# [PROBLEM]
Count, in the entries, the lines with "里边没人". Answer with the number only.

# [DATA TO PROCESS]
## Begin

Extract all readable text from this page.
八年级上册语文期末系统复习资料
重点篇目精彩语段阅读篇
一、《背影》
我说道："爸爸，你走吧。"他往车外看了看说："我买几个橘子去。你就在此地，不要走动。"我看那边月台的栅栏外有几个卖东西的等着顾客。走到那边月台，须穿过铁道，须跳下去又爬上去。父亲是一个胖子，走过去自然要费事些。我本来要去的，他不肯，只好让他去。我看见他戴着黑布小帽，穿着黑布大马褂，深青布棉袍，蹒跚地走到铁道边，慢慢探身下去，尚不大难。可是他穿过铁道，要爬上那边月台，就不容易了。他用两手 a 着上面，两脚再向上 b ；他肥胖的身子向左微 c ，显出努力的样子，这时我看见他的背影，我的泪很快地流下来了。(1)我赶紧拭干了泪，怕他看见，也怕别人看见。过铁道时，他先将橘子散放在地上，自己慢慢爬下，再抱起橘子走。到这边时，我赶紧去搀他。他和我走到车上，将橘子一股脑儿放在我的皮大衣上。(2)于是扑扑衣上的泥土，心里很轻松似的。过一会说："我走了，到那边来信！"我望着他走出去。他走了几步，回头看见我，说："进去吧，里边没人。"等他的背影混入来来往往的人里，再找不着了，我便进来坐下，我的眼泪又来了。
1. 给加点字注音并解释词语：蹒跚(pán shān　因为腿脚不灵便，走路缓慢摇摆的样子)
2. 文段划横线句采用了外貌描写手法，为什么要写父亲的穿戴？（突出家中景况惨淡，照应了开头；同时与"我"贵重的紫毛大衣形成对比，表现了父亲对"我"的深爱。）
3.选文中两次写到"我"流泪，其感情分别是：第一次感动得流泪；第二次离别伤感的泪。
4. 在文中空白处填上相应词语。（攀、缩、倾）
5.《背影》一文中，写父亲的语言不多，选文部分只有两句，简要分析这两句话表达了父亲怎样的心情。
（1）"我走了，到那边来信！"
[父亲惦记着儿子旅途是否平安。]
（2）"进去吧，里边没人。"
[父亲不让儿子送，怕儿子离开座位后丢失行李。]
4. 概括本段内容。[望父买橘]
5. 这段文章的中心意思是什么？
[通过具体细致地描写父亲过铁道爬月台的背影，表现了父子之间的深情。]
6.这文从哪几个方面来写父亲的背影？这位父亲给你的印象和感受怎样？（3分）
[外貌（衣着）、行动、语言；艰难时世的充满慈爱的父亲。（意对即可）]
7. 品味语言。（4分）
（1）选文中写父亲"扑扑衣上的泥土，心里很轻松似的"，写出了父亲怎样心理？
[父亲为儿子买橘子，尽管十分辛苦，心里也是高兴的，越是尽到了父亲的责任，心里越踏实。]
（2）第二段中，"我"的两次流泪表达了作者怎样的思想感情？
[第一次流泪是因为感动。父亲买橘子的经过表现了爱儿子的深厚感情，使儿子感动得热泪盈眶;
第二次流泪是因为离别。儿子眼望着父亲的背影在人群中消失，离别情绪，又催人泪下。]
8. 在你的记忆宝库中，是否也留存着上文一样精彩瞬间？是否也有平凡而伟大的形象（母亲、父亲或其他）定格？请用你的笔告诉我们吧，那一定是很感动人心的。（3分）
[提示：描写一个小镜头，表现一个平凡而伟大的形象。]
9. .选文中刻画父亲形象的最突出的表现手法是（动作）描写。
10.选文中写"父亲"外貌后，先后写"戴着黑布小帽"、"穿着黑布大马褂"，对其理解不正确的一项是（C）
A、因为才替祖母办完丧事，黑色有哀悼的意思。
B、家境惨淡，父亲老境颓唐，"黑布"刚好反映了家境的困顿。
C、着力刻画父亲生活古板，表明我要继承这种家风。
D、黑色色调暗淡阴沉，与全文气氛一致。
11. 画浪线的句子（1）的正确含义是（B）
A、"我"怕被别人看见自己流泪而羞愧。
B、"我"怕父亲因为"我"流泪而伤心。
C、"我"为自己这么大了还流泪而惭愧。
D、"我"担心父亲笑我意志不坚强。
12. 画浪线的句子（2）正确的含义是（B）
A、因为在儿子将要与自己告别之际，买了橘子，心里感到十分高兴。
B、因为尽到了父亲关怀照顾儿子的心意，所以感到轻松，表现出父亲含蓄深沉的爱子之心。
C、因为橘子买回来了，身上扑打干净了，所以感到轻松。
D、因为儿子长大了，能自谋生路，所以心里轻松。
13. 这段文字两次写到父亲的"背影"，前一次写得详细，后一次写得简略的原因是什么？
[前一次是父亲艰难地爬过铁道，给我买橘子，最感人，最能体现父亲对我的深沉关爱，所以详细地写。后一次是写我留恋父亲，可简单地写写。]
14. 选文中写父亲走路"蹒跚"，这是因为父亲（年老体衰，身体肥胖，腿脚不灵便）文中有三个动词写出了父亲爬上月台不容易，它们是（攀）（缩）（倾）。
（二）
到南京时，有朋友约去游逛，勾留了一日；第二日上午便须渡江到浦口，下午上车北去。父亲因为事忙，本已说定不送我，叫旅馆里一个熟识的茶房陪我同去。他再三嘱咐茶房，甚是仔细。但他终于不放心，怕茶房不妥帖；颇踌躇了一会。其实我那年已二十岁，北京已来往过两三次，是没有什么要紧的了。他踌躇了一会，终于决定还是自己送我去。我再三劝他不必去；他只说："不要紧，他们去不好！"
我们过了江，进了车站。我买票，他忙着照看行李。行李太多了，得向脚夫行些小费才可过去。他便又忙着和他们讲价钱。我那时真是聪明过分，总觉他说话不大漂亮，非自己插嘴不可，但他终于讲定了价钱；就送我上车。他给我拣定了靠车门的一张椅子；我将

## End

# [RESULT OF THIS EXERCISE]
2